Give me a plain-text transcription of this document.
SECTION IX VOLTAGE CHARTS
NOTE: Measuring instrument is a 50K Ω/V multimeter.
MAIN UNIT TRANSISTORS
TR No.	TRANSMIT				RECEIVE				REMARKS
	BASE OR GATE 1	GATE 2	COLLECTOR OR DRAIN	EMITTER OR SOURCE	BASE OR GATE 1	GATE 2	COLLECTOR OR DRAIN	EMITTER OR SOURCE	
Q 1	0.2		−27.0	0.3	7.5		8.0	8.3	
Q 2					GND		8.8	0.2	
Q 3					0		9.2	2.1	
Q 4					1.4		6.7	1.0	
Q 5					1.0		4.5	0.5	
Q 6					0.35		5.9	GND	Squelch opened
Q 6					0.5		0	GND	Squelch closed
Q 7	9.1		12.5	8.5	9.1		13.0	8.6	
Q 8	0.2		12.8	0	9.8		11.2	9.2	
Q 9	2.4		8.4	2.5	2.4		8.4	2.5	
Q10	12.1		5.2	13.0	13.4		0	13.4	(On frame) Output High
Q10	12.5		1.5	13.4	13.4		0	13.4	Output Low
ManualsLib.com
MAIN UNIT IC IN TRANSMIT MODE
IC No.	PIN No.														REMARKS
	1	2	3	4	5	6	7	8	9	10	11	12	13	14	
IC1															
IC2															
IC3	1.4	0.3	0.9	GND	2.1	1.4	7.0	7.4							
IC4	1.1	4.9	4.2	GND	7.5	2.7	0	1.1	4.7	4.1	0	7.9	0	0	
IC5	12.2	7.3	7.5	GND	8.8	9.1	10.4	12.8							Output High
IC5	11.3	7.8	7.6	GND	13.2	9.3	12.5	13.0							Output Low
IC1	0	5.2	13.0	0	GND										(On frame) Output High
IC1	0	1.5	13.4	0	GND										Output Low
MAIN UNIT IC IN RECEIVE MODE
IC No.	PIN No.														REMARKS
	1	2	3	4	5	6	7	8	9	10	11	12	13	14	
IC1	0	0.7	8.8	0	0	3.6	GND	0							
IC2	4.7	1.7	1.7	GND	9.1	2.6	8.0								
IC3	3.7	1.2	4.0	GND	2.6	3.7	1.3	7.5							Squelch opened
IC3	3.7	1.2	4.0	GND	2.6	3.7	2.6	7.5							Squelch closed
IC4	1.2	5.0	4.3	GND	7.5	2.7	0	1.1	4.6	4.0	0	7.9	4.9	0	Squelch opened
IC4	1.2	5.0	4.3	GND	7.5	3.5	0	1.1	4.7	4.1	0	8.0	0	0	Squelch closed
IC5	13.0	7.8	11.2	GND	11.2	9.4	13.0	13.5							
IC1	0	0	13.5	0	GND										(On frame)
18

════════

● **YOUR GOAL**
Take the entries above and copy them out exactly.

● **THE RESPONSE**
Give me a plain-text transcription of this document.
SECTION IX VOLTAGE CHARTS
NOTE: Measuring instrument is a 50K Ω/V multimeter.
MAIN UNIT TRANSISTORS
TR No.	TRANSMIT				RECEIVE				REMARKS
	BASE OR GATE 1	GATE 2	COLLECTOR OR DRAIN	EMITTER OR SOURCE	BASE OR GATE 1	GATE 2	COLLECTOR OR DRAIN	EMITTER OR SOURCE	
Q 1	0.2		−27.0	0.3	7.5		8.0	8.3	
Q 2					GND		8.8	0.2	
Q 3					0		9.2	2.1	
Q 4					1.4		6.7	1.0	
Q 5					1.0		4.5	0.5	
Q 6					0.35		5.9	GND	Squelch opened
Q 6					0.5		0	GND	Squelch closed
Q 7	9.1		12.5	8.5	9.1		13.0	8.6	
Q 8	0.2		12.8	0	9.8		11.2	9.2	
Q 9	2.4		8.4	2.5	2.4		8.4	2.5	
Q10	12.1		5.2	13.0	13.4		0	13.4	(On frame) Output High
Q10	12.5		1.5	13.4	13.4		0	13.4	Output Low
ManualsLib.com
MAIN UNIT IC IN TRANSMIT MODE
IC No.	PIN No.														REMARKS
	1	2	3	4	5	6	7	8	9	10	11	12	13	14	
IC1															
IC2															
IC3	1.4	0.3	0.9	GND	2.1	1.4	7.0	7.4							
IC4	1.1	4.9	4.2	GND	7.5	2.7	0	1.1	4.7	4.1	0	7.9	0	0	
IC5	12.2	7.3	7.5	GND	8.8	9.1	10.4	12.8							Output High
IC5	11.3	7.8	7.6	GND	13.2	9.3	12.5	13.0							Output Low
IC1	0	5.2	13.0	0	GND										(On frame) Output High
IC1	0	1.5	13.4	0	GND										Output Low
MAIN UNIT IC IN RECEIVE MODE
IC No.	PIN No.														REMARKS
	1	2	3	4	5	6	7	8	9	10	11	12	13	14	
IC1	0	0.7	8.8	0	0	3.6	GND	0							
IC2	4.7	1.7	1.7	GND	9.1	2.6	8.0								
IC3	3.7	1.2	4.0	GND	2.6	3.7	1.3	7.5							Squelch opened
IC3	3.7	1.2	4.0	GND	2.6	3.7	2.6	7.5							Squelch closed
IC4	1.2	5.0	4.3	GND	7.5	2.7	0	1.1	4.6	4.0	0	7.9	4.9	0	Squelch opened
IC4	1.2	5.0	4.3	GND	7.5	3.5	0	1.1	4.7	4.1	0	8.0	0	0	Squelch closed
IC5	13.0	7.8	11.2	GND	11.2	9.4	13.0	13.5							
IC1	0	0	13.5	0	GND										(On frame)
18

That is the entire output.